**Task prompt:** Determine the number of lines that have the string "name" in them, and give only that number.
##### Material for this exercise
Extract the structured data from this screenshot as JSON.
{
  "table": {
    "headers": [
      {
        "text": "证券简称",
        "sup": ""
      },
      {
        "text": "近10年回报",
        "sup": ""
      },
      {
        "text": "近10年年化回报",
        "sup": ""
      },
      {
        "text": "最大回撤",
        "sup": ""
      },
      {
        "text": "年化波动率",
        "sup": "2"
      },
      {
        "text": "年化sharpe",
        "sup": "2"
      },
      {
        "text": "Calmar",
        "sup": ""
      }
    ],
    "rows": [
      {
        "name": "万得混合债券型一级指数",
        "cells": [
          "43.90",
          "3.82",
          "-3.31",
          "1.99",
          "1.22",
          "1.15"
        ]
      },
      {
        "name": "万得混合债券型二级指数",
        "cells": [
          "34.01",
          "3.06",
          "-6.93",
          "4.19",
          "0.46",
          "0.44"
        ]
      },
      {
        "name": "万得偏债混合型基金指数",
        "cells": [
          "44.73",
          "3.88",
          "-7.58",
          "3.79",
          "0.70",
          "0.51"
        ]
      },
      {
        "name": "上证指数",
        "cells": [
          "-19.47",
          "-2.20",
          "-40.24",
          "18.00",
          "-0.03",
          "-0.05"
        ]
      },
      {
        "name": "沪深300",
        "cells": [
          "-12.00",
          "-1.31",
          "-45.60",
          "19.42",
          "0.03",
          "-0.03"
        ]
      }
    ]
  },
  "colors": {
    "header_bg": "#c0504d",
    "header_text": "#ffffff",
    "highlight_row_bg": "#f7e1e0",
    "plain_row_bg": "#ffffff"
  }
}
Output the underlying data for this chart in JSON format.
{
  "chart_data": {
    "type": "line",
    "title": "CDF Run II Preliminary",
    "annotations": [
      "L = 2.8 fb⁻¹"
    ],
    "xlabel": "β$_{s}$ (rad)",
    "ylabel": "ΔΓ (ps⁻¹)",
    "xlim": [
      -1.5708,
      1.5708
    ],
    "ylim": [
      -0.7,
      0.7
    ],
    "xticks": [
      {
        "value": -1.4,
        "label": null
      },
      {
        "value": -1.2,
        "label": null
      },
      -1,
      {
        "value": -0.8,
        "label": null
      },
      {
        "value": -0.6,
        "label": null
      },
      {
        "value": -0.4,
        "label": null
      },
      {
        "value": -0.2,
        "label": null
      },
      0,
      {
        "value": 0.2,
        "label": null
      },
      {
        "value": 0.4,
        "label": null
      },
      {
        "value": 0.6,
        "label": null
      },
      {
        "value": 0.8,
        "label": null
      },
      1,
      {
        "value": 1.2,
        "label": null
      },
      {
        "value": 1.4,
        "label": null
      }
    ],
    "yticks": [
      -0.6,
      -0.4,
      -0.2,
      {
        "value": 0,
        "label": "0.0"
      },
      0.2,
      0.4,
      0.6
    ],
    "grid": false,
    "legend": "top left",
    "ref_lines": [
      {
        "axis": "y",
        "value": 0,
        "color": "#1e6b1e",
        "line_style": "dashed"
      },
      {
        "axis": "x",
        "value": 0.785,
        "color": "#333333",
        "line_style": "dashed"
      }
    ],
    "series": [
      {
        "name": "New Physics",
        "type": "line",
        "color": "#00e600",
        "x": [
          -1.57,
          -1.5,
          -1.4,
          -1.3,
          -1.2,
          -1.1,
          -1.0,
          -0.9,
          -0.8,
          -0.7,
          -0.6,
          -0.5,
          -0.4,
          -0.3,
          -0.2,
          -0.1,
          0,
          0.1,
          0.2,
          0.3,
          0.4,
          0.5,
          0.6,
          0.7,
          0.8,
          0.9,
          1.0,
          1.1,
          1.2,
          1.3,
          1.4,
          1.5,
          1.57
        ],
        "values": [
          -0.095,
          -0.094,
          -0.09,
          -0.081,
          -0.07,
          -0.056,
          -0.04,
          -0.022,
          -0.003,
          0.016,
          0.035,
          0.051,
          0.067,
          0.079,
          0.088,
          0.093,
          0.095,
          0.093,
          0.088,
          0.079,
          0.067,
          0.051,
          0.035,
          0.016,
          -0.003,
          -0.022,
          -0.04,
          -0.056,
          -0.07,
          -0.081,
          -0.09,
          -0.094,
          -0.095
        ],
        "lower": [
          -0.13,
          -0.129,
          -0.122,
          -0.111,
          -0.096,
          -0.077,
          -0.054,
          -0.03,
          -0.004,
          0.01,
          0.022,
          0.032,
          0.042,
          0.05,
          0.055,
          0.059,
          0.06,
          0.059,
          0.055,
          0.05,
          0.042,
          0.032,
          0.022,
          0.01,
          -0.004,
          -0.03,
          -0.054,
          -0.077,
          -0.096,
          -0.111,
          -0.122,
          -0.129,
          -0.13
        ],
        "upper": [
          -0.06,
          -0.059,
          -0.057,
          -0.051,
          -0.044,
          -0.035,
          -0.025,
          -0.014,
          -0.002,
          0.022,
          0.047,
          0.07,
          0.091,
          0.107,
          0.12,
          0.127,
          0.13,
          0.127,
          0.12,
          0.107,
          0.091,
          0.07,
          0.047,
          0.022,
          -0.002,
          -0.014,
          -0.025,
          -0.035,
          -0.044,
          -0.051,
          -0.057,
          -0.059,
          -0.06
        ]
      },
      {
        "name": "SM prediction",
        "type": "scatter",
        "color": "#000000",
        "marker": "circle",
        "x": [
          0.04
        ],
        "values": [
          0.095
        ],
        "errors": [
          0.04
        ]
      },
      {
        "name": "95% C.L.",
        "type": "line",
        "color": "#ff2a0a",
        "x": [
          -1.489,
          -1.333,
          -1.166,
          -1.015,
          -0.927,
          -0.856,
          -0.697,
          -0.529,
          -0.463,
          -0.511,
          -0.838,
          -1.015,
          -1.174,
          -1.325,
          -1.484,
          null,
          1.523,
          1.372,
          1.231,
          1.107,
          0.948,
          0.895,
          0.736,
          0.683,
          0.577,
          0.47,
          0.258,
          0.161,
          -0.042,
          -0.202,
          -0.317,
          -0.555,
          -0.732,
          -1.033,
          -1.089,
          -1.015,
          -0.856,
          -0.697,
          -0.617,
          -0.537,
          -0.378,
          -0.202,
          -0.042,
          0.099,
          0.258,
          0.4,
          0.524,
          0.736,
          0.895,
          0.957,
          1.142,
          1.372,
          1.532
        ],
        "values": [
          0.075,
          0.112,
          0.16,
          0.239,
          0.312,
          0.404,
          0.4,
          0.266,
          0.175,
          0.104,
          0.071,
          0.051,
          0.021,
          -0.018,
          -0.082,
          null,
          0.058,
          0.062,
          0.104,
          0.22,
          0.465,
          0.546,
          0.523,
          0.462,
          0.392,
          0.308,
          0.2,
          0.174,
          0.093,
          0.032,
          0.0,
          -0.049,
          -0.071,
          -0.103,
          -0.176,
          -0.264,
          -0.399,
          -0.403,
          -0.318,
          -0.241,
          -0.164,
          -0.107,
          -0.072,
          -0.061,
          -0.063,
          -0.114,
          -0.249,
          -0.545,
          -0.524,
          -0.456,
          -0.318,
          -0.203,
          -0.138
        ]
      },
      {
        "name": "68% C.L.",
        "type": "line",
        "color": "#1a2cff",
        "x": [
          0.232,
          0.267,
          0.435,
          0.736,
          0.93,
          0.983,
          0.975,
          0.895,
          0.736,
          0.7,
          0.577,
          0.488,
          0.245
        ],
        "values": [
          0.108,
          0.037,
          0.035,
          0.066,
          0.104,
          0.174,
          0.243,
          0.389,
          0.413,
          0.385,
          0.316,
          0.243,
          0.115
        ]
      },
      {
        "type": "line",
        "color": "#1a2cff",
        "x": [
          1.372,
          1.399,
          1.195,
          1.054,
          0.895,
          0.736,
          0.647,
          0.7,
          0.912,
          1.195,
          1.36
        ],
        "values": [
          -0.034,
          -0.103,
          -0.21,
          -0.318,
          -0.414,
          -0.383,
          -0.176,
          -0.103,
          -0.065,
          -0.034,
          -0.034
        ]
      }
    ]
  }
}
##########
**Task result:** 9